··· Material for this exercise

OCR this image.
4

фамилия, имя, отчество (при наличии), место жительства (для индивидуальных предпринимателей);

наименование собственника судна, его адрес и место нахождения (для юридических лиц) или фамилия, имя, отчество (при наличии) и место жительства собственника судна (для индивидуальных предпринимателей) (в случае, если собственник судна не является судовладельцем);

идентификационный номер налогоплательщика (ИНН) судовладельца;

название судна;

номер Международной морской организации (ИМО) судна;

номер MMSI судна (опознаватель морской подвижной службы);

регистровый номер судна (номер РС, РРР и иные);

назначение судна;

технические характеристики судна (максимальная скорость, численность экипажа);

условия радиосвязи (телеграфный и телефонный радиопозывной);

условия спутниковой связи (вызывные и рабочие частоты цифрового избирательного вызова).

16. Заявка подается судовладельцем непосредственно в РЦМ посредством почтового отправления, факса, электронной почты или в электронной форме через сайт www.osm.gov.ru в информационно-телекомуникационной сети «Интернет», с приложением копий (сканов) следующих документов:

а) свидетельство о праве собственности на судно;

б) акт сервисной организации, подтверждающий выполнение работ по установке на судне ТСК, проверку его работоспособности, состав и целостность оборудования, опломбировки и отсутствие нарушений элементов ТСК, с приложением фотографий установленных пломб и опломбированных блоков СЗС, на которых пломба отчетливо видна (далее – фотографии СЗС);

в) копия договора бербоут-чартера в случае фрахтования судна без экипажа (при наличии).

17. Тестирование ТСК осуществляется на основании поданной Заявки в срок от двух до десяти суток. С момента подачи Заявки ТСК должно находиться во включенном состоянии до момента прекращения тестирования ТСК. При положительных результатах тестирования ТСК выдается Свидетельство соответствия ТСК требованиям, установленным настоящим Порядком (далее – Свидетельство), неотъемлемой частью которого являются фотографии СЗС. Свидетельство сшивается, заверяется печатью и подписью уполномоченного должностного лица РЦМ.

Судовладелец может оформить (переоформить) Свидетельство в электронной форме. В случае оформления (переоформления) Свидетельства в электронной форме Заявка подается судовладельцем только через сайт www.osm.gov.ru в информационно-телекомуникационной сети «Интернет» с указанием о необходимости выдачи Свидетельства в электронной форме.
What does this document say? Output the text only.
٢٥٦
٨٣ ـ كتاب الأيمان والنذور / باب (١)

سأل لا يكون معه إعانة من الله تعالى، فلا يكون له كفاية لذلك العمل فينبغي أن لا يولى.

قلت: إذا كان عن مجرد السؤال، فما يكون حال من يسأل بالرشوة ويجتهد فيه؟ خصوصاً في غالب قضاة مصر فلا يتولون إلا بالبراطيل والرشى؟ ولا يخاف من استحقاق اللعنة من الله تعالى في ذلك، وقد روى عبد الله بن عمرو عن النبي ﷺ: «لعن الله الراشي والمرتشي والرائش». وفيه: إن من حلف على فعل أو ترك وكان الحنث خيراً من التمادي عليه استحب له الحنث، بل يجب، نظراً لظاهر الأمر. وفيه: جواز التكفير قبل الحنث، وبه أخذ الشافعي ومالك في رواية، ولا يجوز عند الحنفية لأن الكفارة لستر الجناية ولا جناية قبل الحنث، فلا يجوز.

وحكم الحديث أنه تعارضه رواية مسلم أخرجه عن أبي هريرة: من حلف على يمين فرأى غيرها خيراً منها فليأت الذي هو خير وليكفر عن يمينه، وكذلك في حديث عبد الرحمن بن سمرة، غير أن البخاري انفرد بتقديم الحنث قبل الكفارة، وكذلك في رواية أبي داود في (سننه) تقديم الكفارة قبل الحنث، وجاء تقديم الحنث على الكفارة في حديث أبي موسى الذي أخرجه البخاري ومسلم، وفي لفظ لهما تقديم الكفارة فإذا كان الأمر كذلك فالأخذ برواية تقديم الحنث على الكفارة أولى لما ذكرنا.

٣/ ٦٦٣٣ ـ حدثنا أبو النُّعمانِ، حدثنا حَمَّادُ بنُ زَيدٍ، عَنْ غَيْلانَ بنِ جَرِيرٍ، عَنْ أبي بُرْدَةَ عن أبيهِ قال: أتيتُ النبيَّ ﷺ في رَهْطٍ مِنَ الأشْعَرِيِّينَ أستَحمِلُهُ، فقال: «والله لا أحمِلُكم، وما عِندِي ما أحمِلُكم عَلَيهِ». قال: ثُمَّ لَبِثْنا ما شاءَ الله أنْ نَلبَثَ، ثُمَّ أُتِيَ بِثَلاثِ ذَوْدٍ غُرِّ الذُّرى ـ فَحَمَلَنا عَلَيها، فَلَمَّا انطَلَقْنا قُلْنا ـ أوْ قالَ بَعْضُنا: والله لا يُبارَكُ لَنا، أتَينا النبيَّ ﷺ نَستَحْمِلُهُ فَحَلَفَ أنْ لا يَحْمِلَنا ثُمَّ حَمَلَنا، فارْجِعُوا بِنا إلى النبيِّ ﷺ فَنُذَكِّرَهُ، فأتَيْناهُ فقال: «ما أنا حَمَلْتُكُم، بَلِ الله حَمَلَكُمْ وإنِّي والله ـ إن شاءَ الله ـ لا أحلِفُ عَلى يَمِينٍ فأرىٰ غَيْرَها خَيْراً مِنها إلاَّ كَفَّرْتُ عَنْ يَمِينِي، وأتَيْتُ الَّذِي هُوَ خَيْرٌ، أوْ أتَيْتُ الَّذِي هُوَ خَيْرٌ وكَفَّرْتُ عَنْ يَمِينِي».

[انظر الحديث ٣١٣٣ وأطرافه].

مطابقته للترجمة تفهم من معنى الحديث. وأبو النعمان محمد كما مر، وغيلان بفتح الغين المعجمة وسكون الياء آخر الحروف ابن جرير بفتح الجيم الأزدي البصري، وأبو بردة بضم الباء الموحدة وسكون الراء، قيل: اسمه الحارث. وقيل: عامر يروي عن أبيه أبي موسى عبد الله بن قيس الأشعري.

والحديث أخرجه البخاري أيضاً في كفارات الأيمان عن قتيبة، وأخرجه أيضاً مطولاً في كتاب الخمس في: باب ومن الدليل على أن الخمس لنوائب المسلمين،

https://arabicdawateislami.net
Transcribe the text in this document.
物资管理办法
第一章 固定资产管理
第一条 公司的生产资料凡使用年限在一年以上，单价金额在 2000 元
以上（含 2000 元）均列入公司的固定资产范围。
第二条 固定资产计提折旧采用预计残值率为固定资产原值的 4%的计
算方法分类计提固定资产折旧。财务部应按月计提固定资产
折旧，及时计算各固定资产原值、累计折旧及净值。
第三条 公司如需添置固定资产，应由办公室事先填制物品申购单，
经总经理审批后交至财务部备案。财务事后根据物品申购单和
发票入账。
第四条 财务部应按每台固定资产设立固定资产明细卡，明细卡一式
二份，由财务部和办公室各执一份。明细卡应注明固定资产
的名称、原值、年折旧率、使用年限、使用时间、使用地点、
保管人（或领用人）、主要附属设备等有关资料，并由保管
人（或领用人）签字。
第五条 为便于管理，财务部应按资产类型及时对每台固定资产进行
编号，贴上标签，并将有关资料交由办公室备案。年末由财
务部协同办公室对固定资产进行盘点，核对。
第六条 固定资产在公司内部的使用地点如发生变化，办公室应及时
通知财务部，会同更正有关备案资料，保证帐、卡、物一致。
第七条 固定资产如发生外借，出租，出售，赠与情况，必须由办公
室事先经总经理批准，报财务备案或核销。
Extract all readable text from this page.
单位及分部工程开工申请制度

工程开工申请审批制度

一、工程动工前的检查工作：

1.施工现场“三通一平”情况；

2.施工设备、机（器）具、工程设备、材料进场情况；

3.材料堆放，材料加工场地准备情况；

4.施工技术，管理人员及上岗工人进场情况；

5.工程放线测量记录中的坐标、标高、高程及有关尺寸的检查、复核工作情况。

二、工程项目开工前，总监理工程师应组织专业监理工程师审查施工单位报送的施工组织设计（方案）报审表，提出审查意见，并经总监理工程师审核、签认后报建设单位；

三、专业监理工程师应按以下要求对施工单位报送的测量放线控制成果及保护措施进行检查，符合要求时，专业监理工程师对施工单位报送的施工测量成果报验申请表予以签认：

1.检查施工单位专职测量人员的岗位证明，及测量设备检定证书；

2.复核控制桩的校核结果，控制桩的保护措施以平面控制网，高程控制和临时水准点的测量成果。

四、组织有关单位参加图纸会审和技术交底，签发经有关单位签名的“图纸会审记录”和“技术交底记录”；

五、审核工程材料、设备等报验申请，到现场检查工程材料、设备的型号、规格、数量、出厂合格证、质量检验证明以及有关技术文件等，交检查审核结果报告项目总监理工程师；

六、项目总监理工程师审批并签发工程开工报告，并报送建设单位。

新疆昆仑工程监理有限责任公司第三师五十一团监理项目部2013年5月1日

······

Directive:
Pick out all the lines with the word "كتاب" in them and copy them.

The completed task:
٨٣ ـ كتاب الأيمان والنذور / باب (١)
والحديث أخرجه البخاري أيضاً في كفارات الأيمان عن قتيبة، وأخرجه أيضاً مطولاً في كتاب الخمس في: باب ومن الدليل على أن الخمس لنوائب المسلمين،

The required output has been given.